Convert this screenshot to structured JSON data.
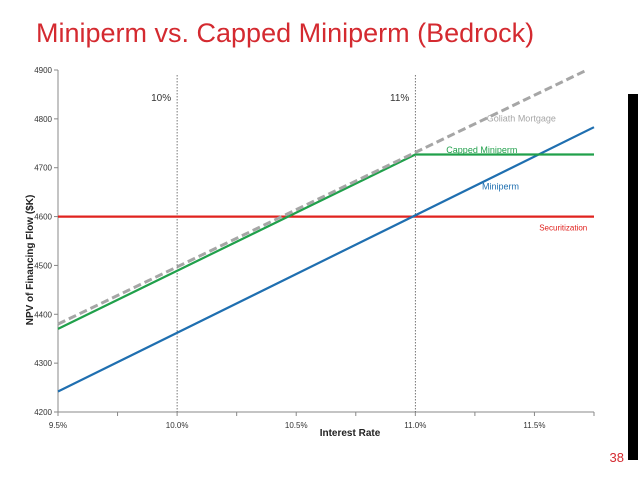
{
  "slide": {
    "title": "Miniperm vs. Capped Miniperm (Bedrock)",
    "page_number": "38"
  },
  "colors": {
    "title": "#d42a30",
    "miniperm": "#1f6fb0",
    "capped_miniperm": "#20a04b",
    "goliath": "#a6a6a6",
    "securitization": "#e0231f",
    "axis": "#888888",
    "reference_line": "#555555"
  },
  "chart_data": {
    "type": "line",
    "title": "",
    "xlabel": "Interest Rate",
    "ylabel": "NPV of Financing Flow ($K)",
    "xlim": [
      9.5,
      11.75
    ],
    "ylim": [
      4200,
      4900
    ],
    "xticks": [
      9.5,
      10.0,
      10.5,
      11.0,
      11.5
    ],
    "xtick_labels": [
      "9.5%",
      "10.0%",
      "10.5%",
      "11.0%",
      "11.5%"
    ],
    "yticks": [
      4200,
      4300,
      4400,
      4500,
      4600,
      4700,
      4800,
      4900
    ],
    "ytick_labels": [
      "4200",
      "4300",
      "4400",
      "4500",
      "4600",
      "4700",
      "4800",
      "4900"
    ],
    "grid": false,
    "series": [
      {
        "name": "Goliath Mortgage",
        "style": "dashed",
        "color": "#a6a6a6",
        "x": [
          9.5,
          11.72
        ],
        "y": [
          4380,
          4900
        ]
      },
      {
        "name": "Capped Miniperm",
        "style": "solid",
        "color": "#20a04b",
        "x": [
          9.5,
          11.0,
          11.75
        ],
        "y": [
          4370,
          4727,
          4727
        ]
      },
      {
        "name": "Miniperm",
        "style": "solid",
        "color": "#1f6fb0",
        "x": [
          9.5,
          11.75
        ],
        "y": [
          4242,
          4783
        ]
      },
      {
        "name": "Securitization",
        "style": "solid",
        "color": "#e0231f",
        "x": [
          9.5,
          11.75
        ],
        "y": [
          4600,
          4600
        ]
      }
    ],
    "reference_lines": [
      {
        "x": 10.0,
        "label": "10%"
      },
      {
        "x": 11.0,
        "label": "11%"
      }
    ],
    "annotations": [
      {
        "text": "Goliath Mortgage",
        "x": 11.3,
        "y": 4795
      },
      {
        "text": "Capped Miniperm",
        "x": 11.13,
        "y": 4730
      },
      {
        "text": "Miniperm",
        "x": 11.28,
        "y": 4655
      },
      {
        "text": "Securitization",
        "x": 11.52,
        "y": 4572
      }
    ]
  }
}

...

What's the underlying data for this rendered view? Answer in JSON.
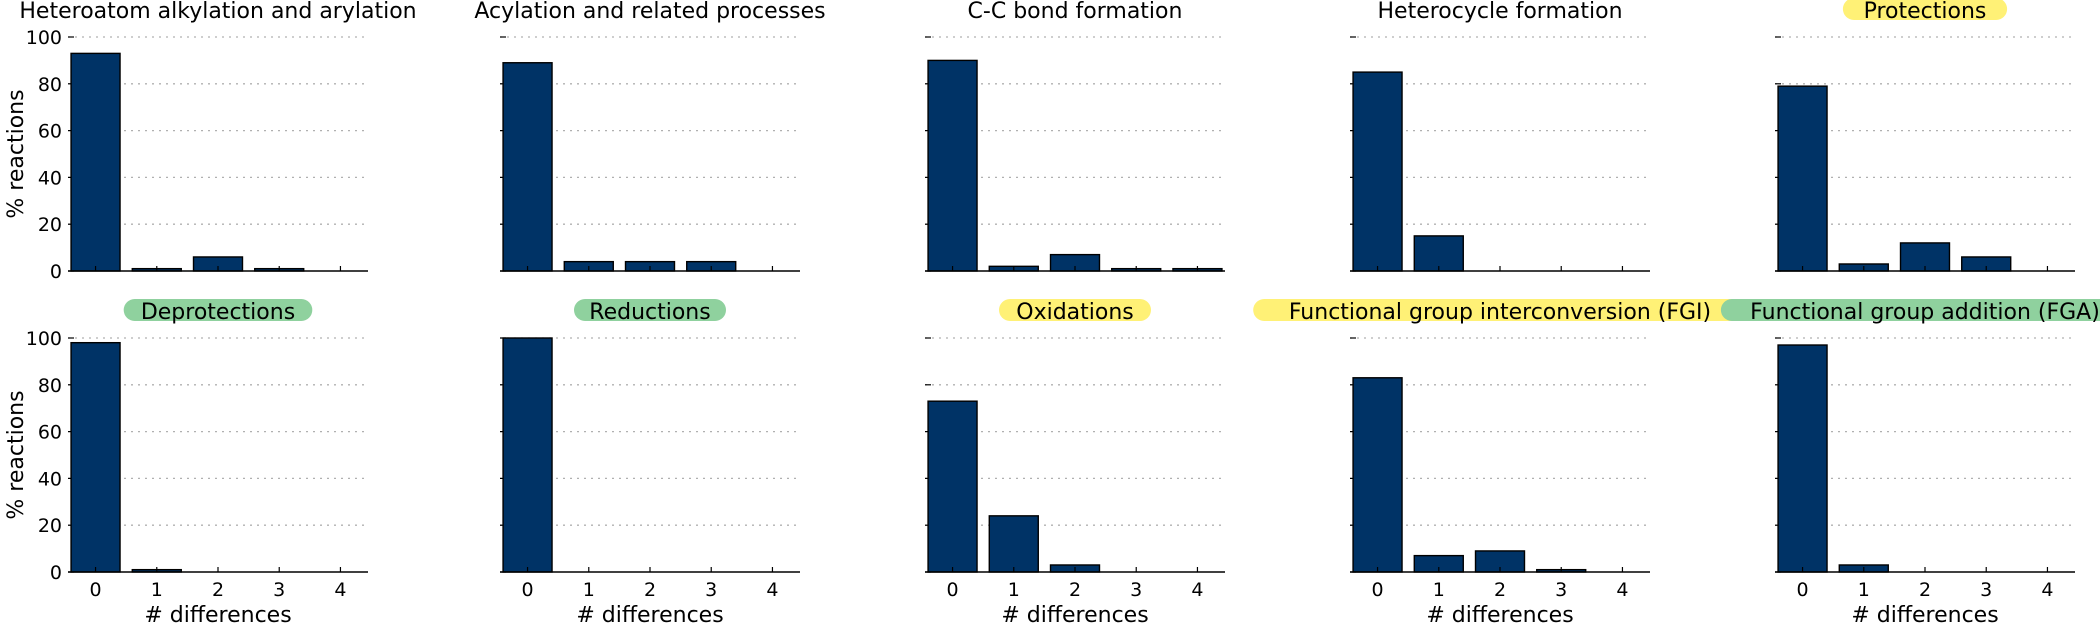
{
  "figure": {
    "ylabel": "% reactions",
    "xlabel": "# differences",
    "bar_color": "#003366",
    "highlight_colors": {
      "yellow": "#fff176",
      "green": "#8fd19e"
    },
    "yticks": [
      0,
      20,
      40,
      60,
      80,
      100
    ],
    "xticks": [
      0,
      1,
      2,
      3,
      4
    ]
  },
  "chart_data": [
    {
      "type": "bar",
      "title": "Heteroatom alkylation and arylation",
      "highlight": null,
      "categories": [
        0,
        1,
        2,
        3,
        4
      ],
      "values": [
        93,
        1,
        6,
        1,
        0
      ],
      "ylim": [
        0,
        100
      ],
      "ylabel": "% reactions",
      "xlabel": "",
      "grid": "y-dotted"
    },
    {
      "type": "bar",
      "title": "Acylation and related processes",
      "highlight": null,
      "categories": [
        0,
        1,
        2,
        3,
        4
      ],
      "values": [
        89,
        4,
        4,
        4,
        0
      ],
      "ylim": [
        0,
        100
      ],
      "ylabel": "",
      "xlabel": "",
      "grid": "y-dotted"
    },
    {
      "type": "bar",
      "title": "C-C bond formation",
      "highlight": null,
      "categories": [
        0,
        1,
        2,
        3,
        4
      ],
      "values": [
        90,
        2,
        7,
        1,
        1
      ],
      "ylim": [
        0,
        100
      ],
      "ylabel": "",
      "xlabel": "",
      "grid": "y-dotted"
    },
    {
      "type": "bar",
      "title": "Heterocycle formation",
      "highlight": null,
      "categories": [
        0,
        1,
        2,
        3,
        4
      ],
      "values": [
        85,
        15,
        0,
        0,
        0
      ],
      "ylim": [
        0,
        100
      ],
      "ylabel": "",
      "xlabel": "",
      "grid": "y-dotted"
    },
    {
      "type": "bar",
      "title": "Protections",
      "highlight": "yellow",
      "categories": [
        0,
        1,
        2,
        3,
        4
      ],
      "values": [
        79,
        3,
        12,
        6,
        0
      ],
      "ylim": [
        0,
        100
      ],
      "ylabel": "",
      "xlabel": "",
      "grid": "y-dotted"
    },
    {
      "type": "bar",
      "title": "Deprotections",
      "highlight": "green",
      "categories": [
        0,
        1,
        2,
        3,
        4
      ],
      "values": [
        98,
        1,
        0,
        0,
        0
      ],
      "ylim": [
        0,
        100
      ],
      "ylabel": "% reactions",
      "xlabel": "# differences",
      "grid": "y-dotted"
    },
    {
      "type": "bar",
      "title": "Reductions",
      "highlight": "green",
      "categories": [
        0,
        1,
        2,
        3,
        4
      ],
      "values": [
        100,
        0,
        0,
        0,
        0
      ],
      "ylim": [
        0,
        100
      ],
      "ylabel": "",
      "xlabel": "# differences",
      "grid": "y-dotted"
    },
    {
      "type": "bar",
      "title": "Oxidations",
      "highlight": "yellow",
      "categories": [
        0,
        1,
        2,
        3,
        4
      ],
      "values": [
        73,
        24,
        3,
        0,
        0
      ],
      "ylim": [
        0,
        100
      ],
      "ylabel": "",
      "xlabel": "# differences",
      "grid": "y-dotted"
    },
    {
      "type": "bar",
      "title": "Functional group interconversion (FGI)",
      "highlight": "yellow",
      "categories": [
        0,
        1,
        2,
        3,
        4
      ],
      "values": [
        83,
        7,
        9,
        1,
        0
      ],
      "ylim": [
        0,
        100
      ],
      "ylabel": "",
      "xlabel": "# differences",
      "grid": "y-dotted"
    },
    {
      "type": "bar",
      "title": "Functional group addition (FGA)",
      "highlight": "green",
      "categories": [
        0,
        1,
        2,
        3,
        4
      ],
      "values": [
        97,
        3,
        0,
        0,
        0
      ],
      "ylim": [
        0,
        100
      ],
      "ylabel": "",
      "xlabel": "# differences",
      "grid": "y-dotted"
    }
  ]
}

_Task details_.
Copy each line of the preceding data that contains the string "name".

_In response_.
        "name": "Goliath Mortgage",
        "name": "Capped Miniperm",
        "name": "Miniperm",
        "name": "Securitization",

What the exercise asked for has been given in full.